Supplied data
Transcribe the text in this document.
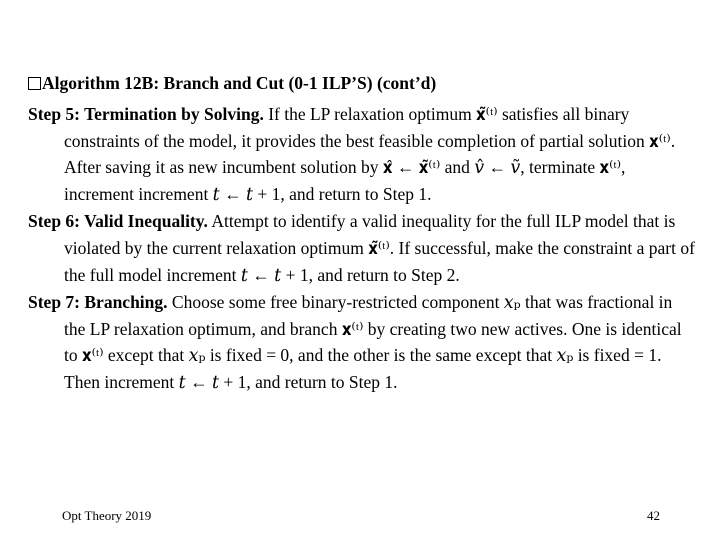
Algorithm 12B: Branch and Cut (0-1 ILP’S) (cont’d)

Step 5: Termination by Solving. If the LP relaxation optimum 𝐱̃⁽ᵗ⁾ satisfies all binary constraints of the model, it provides the best feasible completion of partial solution 𝐱⁽ᵗ⁾. After saving it as new incumbent solution by 𝐱̂ ← 𝐱̃⁽ᵗ⁾ and 𝑣̂ ← 𝑣̃, terminate 𝐱⁽ᵗ⁾, increment increment 𝑡 ← 𝑡 + 1, and return to Step 1.

Step 6: Valid Inequality. Attempt to identify a valid inequality for the full ILP model that is violated by the current relaxation optimum 𝐱̃⁽ᵗ⁾. If successful, make the constraint a part of the full model increment 𝑡 ← 𝑡 + 1, and return to Step 2.

Step 7: Branching. Choose some free binary-restricted component 𝑥ₚ that was fractional in the LP relaxation optimum, and branch 𝐱⁽ᵗ⁾ by creating two new actives. One is identical to 𝐱⁽ᵗ⁾ except that 𝑥ₚ is fixed = 0, and the other is the same except that 𝑥ₚ is fixed = 1. Then increment 𝑡 ← 𝑡 + 1, and return to Step 1.

Opt Theory 2019	42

Task details
Restate each entry word for word, leaving out any pictures.

Problem solution
Transcribe the text in this document.
Algorithm 12B: Branch and Cut (0-1 ILP’S) (cont’d)

Step 5: Termination by Solving. If the LP relaxation optimum 𝐱̃⁽ᵗ⁾ satisfies all binary constraints of the model, it provides the best feasible completion of partial solution 𝐱⁽ᵗ⁾. After saving it as new incumbent solution by 𝐱̂ ← 𝐱̃⁽ᵗ⁾ and 𝑣̂ ← 𝑣̃, terminate 𝐱⁽ᵗ⁾, increment increment 𝑡 ← 𝑡 + 1, and return to Step 1.

Step 6: Valid Inequality. Attempt to identify a valid inequality for the full ILP model that is violated by the current relaxation optimum 𝐱̃⁽ᵗ⁾. If successful, make the constraint a part of the full model increment 𝑡 ← 𝑡 + 1, and return to Step 2.

Step 7: Branching. Choose some free binary-restricted component 𝑥ₚ that was fractional in the LP relaxation optimum, and branch 𝐱⁽ᵗ⁾ by creating two new actives. One is identical to 𝐱⁽ᵗ⁾ except that 𝑥ₚ is fixed = 0, and the other is the same except that 𝑥ₚ is fixed = 1. Then increment 𝑡 ← 𝑡 + 1, and return to Step 1.

Opt Theory 2019	42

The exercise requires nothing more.